> [Task to carry out]
Filter the lines below, copying only those with the string "штаб".

Raw records:
start

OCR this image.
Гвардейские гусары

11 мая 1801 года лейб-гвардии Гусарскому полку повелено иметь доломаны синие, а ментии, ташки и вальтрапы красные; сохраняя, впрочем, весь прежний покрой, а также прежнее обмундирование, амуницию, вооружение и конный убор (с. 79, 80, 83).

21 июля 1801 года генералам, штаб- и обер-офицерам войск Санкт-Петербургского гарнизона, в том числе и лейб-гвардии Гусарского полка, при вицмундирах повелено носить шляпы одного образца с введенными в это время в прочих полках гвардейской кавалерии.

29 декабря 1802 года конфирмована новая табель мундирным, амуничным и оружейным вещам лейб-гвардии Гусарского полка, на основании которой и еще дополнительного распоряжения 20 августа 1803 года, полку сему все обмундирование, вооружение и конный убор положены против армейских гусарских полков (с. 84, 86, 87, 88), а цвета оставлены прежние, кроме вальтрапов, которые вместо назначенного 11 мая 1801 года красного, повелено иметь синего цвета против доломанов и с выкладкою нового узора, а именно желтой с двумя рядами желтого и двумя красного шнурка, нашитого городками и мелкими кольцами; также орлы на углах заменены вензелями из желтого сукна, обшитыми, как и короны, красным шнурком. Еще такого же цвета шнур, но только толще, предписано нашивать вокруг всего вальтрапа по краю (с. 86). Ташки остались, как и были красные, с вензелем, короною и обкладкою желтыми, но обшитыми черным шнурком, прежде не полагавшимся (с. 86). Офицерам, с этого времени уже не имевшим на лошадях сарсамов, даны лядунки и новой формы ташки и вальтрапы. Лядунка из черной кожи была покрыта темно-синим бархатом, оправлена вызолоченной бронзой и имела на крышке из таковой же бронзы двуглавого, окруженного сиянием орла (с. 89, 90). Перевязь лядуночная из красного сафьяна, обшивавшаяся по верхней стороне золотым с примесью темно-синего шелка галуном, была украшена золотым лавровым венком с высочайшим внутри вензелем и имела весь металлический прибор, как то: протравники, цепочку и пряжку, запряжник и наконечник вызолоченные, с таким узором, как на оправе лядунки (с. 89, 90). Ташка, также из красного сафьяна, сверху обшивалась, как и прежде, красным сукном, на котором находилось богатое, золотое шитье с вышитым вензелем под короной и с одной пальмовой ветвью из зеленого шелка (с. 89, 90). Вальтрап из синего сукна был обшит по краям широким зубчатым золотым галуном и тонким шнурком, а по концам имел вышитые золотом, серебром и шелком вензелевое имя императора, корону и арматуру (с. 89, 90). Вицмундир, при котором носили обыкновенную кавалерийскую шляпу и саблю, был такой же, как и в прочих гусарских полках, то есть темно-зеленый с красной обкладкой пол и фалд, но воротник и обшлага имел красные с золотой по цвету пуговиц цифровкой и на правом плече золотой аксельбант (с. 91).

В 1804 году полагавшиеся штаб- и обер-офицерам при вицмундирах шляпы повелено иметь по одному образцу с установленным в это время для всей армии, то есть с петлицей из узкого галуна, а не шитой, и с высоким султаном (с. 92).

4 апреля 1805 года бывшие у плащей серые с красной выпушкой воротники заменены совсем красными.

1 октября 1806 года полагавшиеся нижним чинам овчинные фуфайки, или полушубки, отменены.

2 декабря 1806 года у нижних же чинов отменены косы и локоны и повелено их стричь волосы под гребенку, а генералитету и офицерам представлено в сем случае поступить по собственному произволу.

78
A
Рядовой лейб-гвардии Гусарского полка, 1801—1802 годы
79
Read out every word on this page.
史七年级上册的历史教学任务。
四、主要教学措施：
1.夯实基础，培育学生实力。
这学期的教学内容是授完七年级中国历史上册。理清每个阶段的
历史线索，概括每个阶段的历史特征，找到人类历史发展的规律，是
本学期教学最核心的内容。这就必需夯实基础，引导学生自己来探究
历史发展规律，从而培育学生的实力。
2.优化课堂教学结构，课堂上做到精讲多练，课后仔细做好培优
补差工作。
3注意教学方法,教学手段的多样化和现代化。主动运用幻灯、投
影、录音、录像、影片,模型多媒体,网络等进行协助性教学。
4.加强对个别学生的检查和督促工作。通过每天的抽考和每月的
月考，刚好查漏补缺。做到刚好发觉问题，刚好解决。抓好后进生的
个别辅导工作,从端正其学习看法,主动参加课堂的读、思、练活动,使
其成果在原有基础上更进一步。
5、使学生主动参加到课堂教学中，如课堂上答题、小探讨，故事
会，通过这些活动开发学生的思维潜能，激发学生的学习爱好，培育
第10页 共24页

end

> [Solution]
21 июля 1801 года генералам, штаб- и обер-офицерам войск Санкт-Петербургского гарнизона, в том числе и лейб-гвардии Гусарского полка, при вицмундирах повелено носить шляпы одного образца с введенными в это время в прочих полках гвардейской кавалерии.
В 1804 году полагавшиеся штаб- и обер-офицерам при вицмундирах шляпы повелено иметь по одному образцу с установленным в это время для всей армии, то есть с петлицей из узкого галуна, а не шитой, и с высоким султаном (с. 92).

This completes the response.